_Work to be completed_. Where a line holds the string "теңдеу", return that line.

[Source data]
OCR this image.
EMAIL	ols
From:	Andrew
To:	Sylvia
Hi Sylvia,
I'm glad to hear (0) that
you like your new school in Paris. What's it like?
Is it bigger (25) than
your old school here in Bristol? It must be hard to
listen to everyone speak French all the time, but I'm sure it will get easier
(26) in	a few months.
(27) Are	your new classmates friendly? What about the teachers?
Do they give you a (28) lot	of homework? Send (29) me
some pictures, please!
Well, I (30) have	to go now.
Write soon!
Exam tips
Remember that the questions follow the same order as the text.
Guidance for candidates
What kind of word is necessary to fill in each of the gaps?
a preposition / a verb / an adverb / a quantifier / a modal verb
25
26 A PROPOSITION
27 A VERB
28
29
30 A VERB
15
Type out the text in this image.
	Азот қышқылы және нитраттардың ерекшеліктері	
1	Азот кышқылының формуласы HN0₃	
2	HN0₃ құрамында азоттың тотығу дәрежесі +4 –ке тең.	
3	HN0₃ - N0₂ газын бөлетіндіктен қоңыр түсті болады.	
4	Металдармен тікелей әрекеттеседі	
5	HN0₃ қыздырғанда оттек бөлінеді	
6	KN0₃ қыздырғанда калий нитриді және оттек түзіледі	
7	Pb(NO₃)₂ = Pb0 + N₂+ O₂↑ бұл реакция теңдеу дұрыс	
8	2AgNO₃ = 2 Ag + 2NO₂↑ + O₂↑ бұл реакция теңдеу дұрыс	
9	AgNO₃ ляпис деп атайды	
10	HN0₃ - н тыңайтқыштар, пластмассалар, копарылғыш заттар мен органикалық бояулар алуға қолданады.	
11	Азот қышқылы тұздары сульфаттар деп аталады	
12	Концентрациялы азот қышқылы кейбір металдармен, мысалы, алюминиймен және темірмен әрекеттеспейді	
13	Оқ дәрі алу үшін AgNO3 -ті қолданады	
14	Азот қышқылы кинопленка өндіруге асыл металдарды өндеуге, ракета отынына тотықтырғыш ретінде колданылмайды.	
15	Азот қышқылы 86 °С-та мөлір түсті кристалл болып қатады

_The reply_.
7	Pb(NO₃)₂ = Pb0 + N₂+ O₂↑ бұл реакция теңдеу дұрыс	
8	2AgNO₃ = 2 Ag + 2NO₂↑ + O₂↑ бұл реакция теңдеу дұрыс	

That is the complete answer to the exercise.